**STATED GOAL**
Omit every image, and transcribe the remaining entries exactly as given.

**AVAILABLE DATA**
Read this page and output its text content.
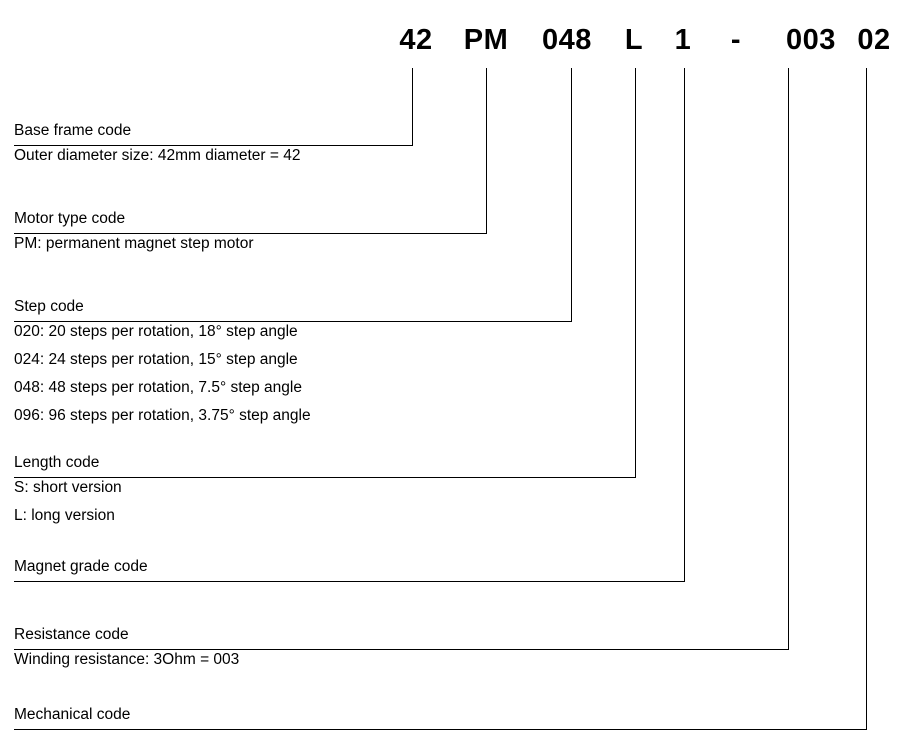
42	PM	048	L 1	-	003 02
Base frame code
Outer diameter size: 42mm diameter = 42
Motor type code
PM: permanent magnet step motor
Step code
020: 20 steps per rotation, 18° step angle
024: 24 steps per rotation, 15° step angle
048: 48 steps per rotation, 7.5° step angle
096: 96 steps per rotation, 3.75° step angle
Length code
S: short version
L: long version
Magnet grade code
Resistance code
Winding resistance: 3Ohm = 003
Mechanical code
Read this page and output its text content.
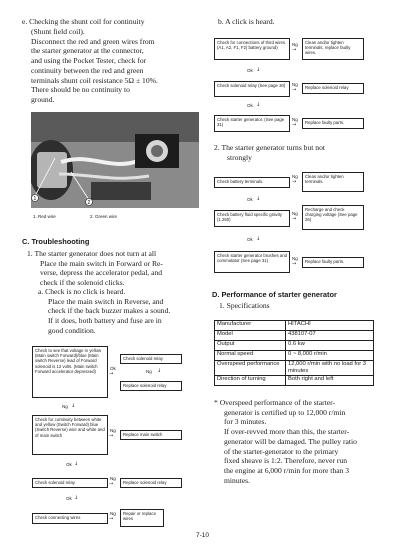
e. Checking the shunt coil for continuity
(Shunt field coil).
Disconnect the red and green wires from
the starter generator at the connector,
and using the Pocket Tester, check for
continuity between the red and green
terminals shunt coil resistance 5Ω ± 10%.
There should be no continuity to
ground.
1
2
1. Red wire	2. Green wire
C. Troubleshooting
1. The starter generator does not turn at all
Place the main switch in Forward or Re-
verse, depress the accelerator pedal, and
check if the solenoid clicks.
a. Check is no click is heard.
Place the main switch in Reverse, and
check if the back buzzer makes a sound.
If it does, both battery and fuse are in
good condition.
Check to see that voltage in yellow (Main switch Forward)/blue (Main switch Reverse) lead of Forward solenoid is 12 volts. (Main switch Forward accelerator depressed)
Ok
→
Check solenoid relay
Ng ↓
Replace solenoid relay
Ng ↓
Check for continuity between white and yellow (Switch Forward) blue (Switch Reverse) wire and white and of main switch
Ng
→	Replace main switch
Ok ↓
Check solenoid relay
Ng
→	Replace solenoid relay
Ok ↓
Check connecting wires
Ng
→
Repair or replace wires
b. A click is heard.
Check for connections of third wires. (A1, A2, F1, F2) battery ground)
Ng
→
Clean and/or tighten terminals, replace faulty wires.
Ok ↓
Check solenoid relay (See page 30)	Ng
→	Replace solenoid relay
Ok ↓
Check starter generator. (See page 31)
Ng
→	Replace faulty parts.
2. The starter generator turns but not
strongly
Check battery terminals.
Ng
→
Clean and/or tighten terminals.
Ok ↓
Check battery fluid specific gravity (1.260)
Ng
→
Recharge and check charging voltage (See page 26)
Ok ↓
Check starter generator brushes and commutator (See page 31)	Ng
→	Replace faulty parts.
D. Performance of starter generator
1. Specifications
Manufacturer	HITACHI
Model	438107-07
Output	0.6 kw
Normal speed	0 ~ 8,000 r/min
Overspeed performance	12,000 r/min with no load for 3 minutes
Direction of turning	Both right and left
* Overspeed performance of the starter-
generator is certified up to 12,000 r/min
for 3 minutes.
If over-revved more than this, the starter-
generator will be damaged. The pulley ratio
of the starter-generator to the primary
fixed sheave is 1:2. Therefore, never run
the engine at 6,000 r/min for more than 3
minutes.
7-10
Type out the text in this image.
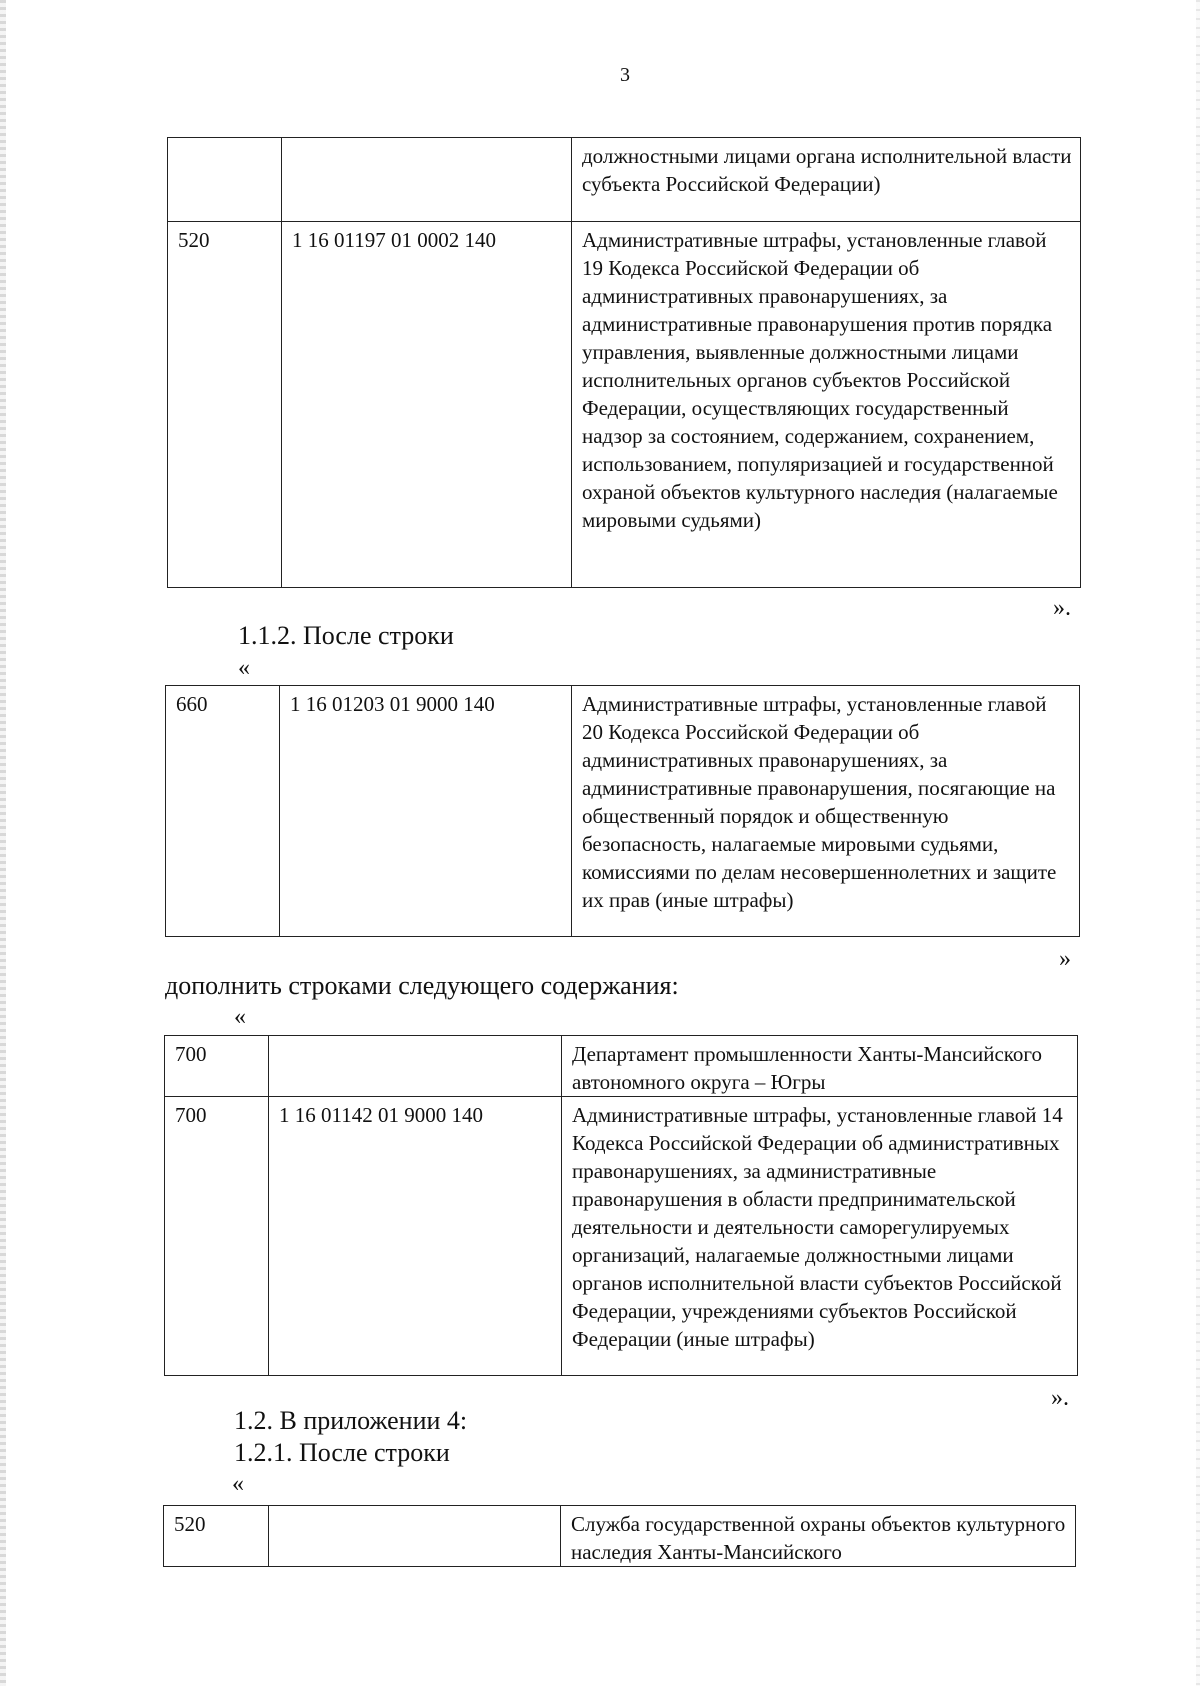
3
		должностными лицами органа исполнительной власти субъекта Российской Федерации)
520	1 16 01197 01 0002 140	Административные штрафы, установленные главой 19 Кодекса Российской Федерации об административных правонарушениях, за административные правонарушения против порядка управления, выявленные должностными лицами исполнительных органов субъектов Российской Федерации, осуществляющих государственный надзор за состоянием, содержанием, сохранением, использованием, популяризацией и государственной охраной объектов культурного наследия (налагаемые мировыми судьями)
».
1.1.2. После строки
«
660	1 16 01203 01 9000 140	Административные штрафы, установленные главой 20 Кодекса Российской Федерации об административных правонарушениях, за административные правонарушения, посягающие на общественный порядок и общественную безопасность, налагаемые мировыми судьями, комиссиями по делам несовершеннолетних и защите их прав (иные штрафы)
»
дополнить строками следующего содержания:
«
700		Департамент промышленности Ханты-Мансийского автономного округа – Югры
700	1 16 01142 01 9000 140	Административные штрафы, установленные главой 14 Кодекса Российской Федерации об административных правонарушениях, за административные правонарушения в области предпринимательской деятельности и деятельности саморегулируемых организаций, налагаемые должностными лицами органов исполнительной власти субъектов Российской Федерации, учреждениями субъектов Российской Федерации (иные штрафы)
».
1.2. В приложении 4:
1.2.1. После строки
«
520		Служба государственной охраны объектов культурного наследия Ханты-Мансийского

**OUTPUT OF THE EXERCISE**
Read this page and output its text content.
42	PM	048	L 1	-	003 02
Base frame code
Outer diameter size: 42mm diameter = 42
Motor type code
PM: permanent magnet step motor
Step code
020: 20 steps per rotation, 18° step angle
024: 24 steps per rotation, 15° step angle
048: 48 steps per rotation, 7.5° step angle
096: 96 steps per rotation, 3.75° step angle
Length code
S: short version
L: long version
Magnet grade code
Resistance code
Winding resistance: 3Ohm = 003
Mechanical code
Read this page and output its text content.
e. Checking the shunt coil for continuity
(Shunt field coil).
Disconnect the red and green wires from
the starter generator at the connector,
and using the Pocket Tester, check for
continuity between the red and green
terminals shunt coil resistance 5Ω ± 10%.
There should be no continuity to
ground.
1
2
1. Red wire	2. Green wire
C. Troubleshooting
1. The starter generator does not turn at all
Place the main switch in Forward or Re-
verse, depress the accelerator pedal, and
check if the solenoid clicks.
a. Check is no click is heard.
Place the main switch in Reverse, and
check if the back buzzer makes a sound.
If it does, both battery and fuse are in
good condition.
Check to see that voltage in yellow (Main switch Forward)/blue (Main switch Reverse) lead of Forward solenoid is 12 volts. (Main switch Forward accelerator depressed)
Ok
→
Check solenoid relay
Ng ↓
Replace solenoid relay
Ng ↓
Check for continuity between white and yellow (Switch Forward) blue (Switch Reverse) wire and white and of main switch
Ng
→	Replace main switch
Ok ↓
Check solenoid relay
Ng
→	Replace solenoid relay
Ok ↓
Check connecting wires
Ng
→
Repair or replace wires
b. A click is heard.
Check for connections of third wires. (A1, A2, F1, F2) battery ground)
Ng
→
Clean and/or tighten terminals, replace faulty wires.
Ok ↓
Check solenoid relay (See page 30)	Ng
→	Replace solenoid relay
Ok ↓
Check starter generator. (See page 31)
Ng
→	Replace faulty parts.
2. The starter generator turns but not
strongly
Check battery terminals.
Ng
→
Clean and/or tighten terminals.
Ok ↓
Check battery fluid specific gravity (1.260)
Ng
→
Recharge and check charging voltage (See page 26)
Ok ↓
Check starter generator brushes and commutator (See page 31)	Ng
→	Replace faulty parts.
D. Performance of starter generator
1. Specifications
Manufacturer	HITACHI
Model	438107-07
Output	0.6 kw
Normal speed	0 ~ 8,000 r/min
Overspeed performance	12,000 r/min with no load for 3 minutes
Direction of turning	Both right and left
* Overspeed performance of the starter-
generator is certified up to 12,000 r/min
for 3 minutes.
If over-revved more than this, the starter-
generator will be damaged. The pulley ratio
of the starter-generator to the primary
fixed sheave is 1:2. Therefore, never run
the engine at 6,000 r/min for more than 3
minutes.
7-10
Type out the text in this image.
3
		должностными лицами органа исполнительной власти субъекта Российской Федерации)
520	1 16 01197 01 0002 140	Административные штрафы, установленные главой 19 Кодекса Российской Федерации об административных правонарушениях, за административные правонарушения против порядка управления, выявленные должностными лицами исполнительных органов субъектов Российской Федерации, осуществляющих государственный надзор за состоянием, содержанием, сохранением, использованием, популяризацией и государственной охраной объектов культурного наследия (налагаемые мировыми судьями)
».
1.1.2. После строки
«
660	1 16 01203 01 9000 140	Административные штрафы, установленные главой 20 Кодекса Российской Федерации об административных правонарушениях, за административные правонарушения, посягающие на общественный порядок и общественную безопасность, налагаемые мировыми судьями, комиссиями по делам несовершеннолетних и защите их прав (иные штрафы)
»
дополнить строками следующего содержания:
«
700		Департамент промышленности Ханты-Мансийского автономного округа – Югры
700	1 16 01142 01 9000 140	Административные штрафы, установленные главой 14 Кодекса Российской Федерации об административных правонарушениях, за административные правонарушения в области предпринимательской деятельности и деятельности саморегулируемых организаций, налагаемые должностными лицами органов исполнительной власти субъектов Российской Федерации, учреждениями субъектов Российской Федерации (иные штрафы)
».
1.2. В приложении 4:
1.2.1. После строки
«
520		Служба государственной охраны объектов культурного наследия Ханты-Мансийского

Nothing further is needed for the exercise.